◆ Short problem
Return the records in full, exactly as given.

━━━━━ Excerpted records

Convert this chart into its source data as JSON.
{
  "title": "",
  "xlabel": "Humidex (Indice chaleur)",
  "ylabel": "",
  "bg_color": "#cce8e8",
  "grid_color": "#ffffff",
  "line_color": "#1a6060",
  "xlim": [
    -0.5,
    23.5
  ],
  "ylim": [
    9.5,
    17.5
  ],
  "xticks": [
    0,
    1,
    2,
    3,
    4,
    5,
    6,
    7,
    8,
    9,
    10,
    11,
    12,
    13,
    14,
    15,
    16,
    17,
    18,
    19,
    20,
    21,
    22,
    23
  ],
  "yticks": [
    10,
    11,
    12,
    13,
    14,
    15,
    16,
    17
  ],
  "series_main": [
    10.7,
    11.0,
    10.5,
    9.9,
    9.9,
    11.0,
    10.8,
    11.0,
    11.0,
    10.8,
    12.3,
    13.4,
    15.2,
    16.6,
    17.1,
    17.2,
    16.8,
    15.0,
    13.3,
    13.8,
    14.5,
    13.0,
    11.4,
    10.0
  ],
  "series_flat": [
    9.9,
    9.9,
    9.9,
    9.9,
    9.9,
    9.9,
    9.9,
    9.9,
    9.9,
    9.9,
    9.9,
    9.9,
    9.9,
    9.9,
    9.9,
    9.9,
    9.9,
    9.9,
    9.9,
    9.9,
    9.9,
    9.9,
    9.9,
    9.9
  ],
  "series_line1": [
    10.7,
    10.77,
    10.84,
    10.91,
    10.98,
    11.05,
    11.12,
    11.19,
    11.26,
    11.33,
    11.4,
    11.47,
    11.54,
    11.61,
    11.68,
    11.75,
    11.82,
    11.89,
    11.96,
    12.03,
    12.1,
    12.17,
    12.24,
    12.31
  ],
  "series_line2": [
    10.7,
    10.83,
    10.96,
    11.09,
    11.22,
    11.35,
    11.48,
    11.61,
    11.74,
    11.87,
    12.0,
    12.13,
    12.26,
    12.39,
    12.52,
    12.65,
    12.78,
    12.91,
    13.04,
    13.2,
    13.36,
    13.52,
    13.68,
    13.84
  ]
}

━━━━━━━━━━

◆ Exercise result
Convert this chart into its source data as JSON.
{
  "title": "",
  "xlabel": "Humidex (Indice chaleur)",
  "ylabel": "",
  "bg_color": "#cce8e8",
  "grid_color": "#ffffff",
  "line_color": "#1a6060",
  "xlim": [
    -0.5,
    23.5
  ],
  "ylim": [
    9.5,
    17.5
  ],
  "xticks": [
    0,
    1,
    2,
    3,
    4,
    5,
    6,
    7,
    8,
    9,
    10,
    11,
    12,
    13,
    14,
    15,
    16,
    17,
    18,
    19,
    20,
    21,
    22,
    23
  ],
  "yticks": [
    10,
    11,
    12,
    13,
    14,
    15,
    16,
    17
  ],
  "series_main": [
    10.7,
    11.0,
    10.5,
    9.9,
    9.9,
    11.0,
    10.8,
    11.0,
    11.0,
    10.8,
    12.3,
    13.4,
    15.2,
    16.6,
    17.1,
    17.2,
    16.8,
    15.0,
    13.3,
    13.8,
    14.5,
    13.0,
    11.4,
    10.0
  ],
  "series_flat": [
    9.9,
    9.9,
    9.9,
    9.9,
    9.9,
    9.9,
    9.9,
    9.9,
    9.9,
    9.9,
    9.9,
    9.9,
    9.9,
    9.9,
    9.9,
    9.9,
    9.9,
    9.9,
    9.9,
    9.9,
    9.9,
    9.9,
    9.9,
    9.9
  ],
  "series_line1": [
    10.7,
    10.77,
    10.84,
    10.91,
    10.98,
    11.05,
    11.12,
    11.19,
    11.26,
    11.33,
    11.4,
    11.47,
    11.54,
    11.61,
    11.68,
    11.75,
    11.82,
    11.89,
    11.96,
    12.03,
    12.1,
    12.17,
    12.24,
    12.31
  ],
  "series_line2": [
    10.7,
    10.83,
    10.96,
    11.09,
    11.22,
    11.35,
    11.48,
    11.61,
    11.74,
    11.87,
    12.0,
    12.13,
    12.26,
    12.39,
    12.52,
    12.65,
    12.78,
    12.91,
    13.04,
    13.2,
    13.36,
    13.52,
    13.68,
    13.84
  ]
}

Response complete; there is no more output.